## GIVEN PROBLEM
Give only the number of lines in the records below that contain the word "điểm".

## SUPPLIED ENTRIES
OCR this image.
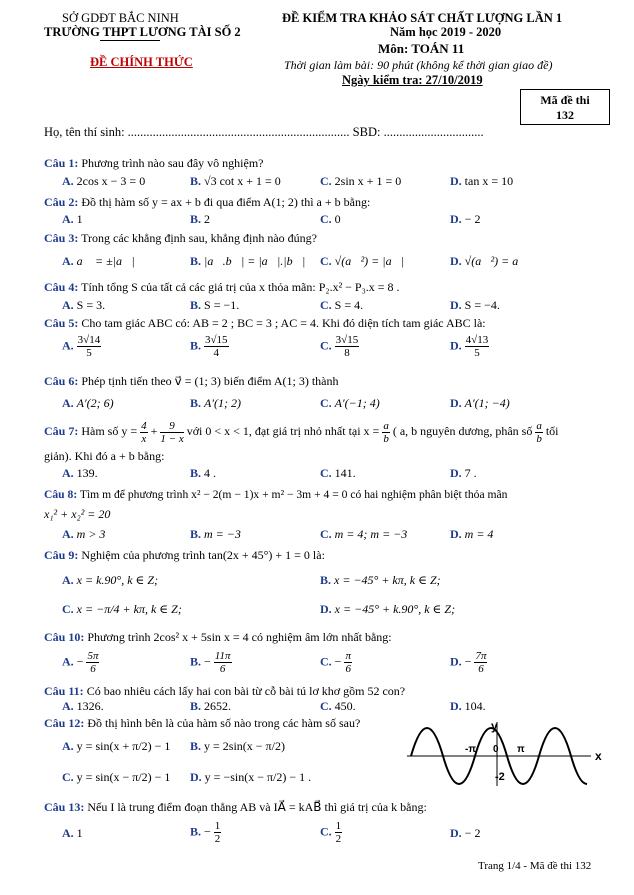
SỞ GDĐT BẮC NINH
TRƯỜNG THPT LƯƠNG TÀI SỐ 2
ĐỀ CHÍNH THỨC
ĐỀ KIỂM TRA KHẢO SÁT CHẤT LƯỢNG LẦN 1
Năm học 2019 - 2020
Môn: TOÁN 11
Thời gian làm bài: 90 phút (không kể thời gian giao đề)
Ngày kiểm tra: 27/10/2019
Mã đề thi
132
Họ, tên thí sinh: ....................................................................... SBD: ................................
Câu 1: Phương trình nào sau đây vô nghiệm?
A. 2cos x − 3 = 0	B. √3 cot x + 1 = 0	C. 2sin x + 1 = 0	D. tan x = 10
Câu 2: Đồ thị hàm số y = ax + b đi qua điểm A(1; 2) thì a + b bằng:
A. 1	B. 2	C. 0	D. − 2
Câu 3: Trong các khẳng định sau, khẳng định nào đúng?
A. a⃗ = ±|a⃗|	B. |a⃗.b⃗| = |a⃗|.|b⃗| C. √(a⃗²) = |a⃗|	D. √(a⃗²) = a⃗
Câu 4: Tính tổng S của tất cả các giá trị của x thỏa mãn: P₂.x² − P₃.x = 8 .
A. S = 3.	B. S = −1.	C. S = 4.	D. S = −4.
Câu 5: Cho tam giác ABC có: AB = 2 ; BC = 3 ; AC = 4. Khi đó diện tích tam giác ABC là:
A. $\frac{3√14}{5}$	B. $\frac{3√15}{4}$	C. $\frac{3√15}{8}$	D. $\frac{4√13}{5}$
Câu 6: Phép tịnh tiến theo v⃗ = (1; 3) biến điểm A(1; 3) thành
A. A′(2; 6)	B. A′(1; 2)	C. A′(−1; 4)	D. A′(1; −4)
Câu 7: Hàm số $y = \frac{4}{x} + \frac{9}{1 - x}$ với 0 < x < 1, đạt giá trị nhỏ nhất tại $x = \frac{a}{b}$ ( a, b nguyên dương, phân số $\frac{a}{b}$ tối
giản). Khi đó a + b bằng:
A. 139.	B. 4 .	C. 141.	D. 7 .
Câu 8: Tìm m để phương trình x² − 2(m − 1)x + m² − 3m + 4 = 0 có hai nghiệm phân biệt thỏa mãn
x₁² + x₂² = 20
A. m > 3	B. m = −3	C. m = 4; m = −3	D. m = 4
Câu 9: Nghiệm của phương trình tan(2x + 45°) + 1 = 0 là:
A. x = k.90°, k ∈ Z;	B. x = −45° + kπ, k ∈ Z;
C. x = −π/4 + kπ, k ∈ Z;	D. x = −45° + k.90°, k ∈ Z;
Câu 10: Phương trình 2cos² x + 5sin x = 4 có nghiệm âm lớn nhất bằng:
A. − $\frac{5\pi}{6}$	B. − $\frac{11\pi}{6}$	C. − $\frac{\pi}{6}$	D. − $\frac{7\pi}{6}$
Câu 11: Có bao nhiêu cách lấy hai con bài từ cỗ bài tú lơ khơ gồm 52 con?
A. 1326.	B. 2652.	C. 450.	D. 104.
Câu 12: Đồ thị hình bên là của hàm số nào trong các hàm số sau?
A. y = sin(x + π/2) − 1 B. y = 2sin(x − π/2)
C. y = sin(x − π/2) − 1 D. y = −sin(x − π/2) − 1 .
y
x
-π 0 π
-2
Câu 13: Nếu I là trung điểm đoạn thẳng AB và IA⃗ = kAB⃗ thì giá trị của k bằng:
A. 1	B. − $\frac{1}{2}$	C. $\frac{1}{2}$	D. − 2
Trang 1/4 - Mã đề thi 132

## SOLUTION TO THE PROBLEM
3